■ Work to be completed ■
Look through the records below and collect all lines that hold the string "Annualized".

====================

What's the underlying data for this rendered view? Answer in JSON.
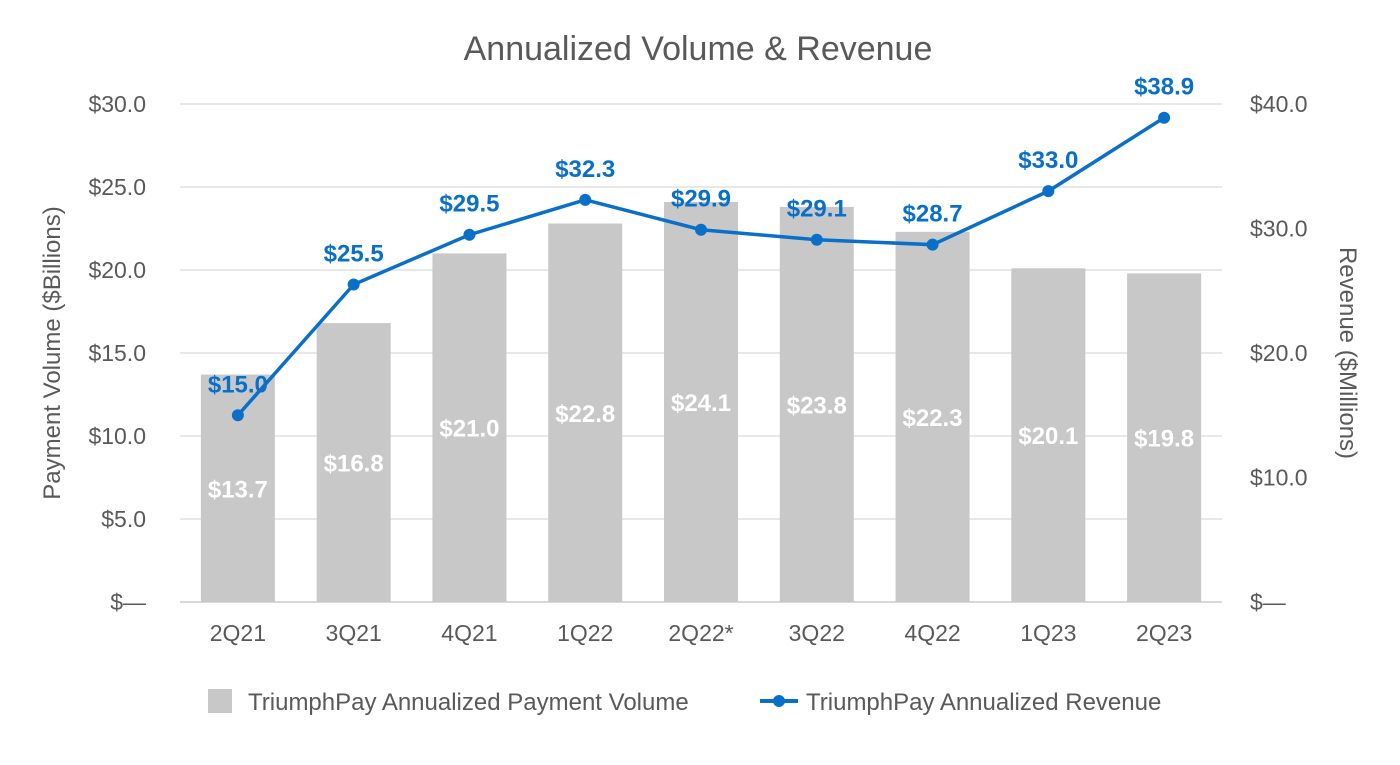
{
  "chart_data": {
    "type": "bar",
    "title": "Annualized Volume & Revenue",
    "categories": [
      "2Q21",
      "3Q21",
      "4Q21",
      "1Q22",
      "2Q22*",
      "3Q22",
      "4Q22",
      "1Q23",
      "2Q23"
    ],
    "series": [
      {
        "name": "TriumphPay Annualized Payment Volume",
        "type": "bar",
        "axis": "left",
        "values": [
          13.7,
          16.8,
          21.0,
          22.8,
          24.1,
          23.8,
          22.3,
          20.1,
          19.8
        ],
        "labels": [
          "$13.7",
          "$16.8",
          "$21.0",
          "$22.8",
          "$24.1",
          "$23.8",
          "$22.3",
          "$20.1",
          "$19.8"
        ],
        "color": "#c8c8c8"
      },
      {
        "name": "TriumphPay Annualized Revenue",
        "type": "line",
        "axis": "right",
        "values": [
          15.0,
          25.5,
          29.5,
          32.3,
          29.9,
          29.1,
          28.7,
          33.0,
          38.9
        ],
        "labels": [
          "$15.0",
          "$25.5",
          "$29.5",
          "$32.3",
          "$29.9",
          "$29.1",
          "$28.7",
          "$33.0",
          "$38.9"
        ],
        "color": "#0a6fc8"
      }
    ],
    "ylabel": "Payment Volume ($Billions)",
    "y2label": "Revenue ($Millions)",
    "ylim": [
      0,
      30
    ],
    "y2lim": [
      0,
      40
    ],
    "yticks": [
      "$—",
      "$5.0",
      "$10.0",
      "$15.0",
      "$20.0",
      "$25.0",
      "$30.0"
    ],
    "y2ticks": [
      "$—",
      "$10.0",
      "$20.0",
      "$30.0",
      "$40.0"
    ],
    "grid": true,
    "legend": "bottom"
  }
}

====================

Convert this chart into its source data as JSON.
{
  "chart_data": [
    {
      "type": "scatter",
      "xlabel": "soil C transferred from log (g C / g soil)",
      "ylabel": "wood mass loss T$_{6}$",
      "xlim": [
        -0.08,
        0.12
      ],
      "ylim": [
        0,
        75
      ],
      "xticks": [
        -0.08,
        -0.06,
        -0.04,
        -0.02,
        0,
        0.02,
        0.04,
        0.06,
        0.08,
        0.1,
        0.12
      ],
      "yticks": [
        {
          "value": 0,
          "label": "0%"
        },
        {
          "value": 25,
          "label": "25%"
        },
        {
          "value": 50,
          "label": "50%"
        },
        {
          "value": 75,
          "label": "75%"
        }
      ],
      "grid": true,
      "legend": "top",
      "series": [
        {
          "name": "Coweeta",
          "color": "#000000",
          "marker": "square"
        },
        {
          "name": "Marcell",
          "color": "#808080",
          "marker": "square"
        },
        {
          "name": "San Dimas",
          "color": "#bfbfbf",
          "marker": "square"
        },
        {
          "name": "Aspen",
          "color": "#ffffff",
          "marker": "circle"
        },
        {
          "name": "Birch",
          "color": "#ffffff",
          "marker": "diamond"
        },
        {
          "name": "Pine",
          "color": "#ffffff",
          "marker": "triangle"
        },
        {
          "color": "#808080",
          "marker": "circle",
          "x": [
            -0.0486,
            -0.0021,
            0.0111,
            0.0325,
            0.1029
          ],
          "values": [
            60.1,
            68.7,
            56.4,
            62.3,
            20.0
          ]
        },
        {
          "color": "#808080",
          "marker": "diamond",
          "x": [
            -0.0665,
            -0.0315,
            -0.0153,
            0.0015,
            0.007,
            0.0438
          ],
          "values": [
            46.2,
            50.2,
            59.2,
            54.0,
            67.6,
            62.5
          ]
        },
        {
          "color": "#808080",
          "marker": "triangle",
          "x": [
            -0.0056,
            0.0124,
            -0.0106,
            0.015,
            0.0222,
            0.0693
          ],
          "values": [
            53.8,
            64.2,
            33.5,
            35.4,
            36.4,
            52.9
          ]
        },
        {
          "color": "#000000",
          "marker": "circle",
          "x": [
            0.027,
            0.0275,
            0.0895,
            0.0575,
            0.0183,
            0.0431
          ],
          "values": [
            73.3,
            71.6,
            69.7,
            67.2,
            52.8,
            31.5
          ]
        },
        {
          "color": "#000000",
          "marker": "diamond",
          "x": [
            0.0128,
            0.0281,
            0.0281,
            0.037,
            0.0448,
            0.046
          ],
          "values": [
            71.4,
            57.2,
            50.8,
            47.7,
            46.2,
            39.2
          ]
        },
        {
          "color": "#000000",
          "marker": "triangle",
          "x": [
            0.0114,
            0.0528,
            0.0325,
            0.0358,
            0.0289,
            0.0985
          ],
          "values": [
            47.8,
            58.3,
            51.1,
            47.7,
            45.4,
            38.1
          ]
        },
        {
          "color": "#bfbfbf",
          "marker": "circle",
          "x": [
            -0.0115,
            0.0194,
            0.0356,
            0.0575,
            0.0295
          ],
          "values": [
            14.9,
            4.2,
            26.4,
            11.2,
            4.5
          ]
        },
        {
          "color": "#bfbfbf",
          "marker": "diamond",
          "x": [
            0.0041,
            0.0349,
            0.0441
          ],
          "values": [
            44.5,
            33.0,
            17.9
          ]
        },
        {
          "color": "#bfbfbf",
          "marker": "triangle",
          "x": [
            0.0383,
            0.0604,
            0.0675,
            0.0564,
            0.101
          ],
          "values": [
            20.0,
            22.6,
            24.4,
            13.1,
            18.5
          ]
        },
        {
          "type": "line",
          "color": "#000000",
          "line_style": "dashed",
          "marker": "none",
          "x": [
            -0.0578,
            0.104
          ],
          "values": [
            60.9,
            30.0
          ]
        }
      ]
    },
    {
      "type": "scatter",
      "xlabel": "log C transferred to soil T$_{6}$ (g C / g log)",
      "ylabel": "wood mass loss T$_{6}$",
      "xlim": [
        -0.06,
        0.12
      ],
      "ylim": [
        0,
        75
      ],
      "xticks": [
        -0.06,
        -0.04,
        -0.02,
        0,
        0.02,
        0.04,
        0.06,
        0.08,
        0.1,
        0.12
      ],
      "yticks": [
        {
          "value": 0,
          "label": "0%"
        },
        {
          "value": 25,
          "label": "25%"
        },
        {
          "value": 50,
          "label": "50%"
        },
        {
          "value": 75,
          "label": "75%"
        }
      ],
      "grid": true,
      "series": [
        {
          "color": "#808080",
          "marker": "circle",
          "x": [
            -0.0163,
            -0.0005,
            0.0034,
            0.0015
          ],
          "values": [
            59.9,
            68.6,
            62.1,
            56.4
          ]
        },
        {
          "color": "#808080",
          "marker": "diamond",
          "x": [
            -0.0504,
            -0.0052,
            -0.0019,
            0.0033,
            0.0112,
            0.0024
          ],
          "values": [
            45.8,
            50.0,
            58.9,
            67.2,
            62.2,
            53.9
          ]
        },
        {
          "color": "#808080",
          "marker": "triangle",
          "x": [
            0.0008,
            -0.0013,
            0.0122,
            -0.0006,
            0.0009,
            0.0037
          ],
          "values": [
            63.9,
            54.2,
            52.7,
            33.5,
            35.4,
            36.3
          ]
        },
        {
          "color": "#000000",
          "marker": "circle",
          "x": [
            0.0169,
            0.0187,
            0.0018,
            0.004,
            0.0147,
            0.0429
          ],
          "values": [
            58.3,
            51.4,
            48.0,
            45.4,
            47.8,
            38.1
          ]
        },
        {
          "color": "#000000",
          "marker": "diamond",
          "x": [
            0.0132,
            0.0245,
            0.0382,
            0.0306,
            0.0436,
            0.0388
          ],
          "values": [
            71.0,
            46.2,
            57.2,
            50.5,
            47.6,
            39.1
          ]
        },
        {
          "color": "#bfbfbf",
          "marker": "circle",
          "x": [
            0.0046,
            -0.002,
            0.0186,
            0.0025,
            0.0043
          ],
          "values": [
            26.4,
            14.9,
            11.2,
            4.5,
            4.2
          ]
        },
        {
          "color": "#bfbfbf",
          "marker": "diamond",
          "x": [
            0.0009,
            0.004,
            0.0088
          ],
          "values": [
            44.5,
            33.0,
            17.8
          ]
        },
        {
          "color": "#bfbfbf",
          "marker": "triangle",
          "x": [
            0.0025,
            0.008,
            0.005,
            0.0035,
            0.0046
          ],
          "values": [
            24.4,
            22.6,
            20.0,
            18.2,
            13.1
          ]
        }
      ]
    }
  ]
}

====================

■ Written solution ■
    "title": "Annualized Volume & Revenue",
        "name": "TriumphPay Annualized Payment Volume",
        "name": "TriumphPay Annualized Revenue",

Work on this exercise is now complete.